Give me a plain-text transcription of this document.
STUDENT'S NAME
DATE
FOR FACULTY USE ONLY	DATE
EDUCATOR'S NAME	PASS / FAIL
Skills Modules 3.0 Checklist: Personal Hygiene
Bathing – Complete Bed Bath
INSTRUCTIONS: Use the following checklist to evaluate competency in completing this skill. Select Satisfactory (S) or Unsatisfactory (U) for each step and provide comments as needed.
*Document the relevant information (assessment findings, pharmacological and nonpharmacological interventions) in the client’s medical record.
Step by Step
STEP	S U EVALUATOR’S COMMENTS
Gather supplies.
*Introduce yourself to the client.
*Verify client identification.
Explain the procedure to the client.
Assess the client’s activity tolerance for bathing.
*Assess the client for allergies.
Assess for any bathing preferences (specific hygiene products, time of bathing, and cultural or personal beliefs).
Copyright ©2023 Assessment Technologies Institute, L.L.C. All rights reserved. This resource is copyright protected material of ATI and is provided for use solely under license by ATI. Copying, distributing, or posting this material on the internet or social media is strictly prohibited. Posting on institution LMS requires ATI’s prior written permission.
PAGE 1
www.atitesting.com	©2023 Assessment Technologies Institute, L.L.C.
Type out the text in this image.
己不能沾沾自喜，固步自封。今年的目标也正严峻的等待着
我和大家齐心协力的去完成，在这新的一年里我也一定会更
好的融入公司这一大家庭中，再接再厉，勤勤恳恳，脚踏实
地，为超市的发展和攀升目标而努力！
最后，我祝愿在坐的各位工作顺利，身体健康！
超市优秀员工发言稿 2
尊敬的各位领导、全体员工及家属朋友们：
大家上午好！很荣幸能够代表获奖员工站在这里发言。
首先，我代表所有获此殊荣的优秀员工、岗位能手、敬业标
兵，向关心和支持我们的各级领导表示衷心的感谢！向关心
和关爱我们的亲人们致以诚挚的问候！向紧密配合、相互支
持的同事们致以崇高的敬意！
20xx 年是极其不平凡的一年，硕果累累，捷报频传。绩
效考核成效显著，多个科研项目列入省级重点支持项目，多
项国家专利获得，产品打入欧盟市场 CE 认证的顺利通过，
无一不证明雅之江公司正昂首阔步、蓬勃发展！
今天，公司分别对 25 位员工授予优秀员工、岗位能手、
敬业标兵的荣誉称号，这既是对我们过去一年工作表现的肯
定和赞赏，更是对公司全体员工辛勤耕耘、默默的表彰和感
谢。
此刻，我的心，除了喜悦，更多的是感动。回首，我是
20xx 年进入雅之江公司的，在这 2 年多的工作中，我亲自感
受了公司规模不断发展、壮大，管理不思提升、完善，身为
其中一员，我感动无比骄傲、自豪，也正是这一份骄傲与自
========
Give back exactly the lines from the line holding "Type out the text in this image." through the last line of the listing, including both.

Type out the text in this image.
己不能沾沾自喜，固步自封。今年的目标也正严峻的等待着
我和大家齐心协力的去完成，在这新的一年里我也一定会更
好的融入公司这一大家庭中，再接再厉，勤勤恳恳，脚踏实
地，为超市的发展和攀升目标而努力！
最后，我祝愿在坐的各位工作顺利，身体健康！
超市优秀员工发言稿 2
尊敬的各位领导、全体员工及家属朋友们：
大家上午好！很荣幸能够代表获奖员工站在这里发言。
首先，我代表所有获此殊荣的优秀员工、岗位能手、敬业标
兵，向关心和支持我们的各级领导表示衷心的感谢！向关心
和关爱我们的亲人们致以诚挚的问候！向紧密配合、相互支
持的同事们致以崇高的敬意！
20xx 年是极其不平凡的一年，硕果累累，捷报频传。绩
效考核成效显著，多个科研项目列入省级重点支持项目，多
项国家专利获得，产品打入欧盟市场 CE 认证的顺利通过，
无一不证明雅之江公司正昂首阔步、蓬勃发展！
今天，公司分别对 25 位员工授予优秀员工、岗位能手、
敬业标兵的荣誉称号，这既是对我们过去一年工作表现的肯
定和赞赏，更是对公司全体员工辛勤耕耘、默默的表彰和感
谢。
此刻，我的心，除了喜悦，更多的是感动。回首，我是
20xx 年进入雅之江公司的，在这 2 年多的工作中，我亲自感
受了公司规模不断发展、壮大，管理不思提升、完善，身为
其中一员，我感动无比骄傲、自豪，也正是这一份骄傲与自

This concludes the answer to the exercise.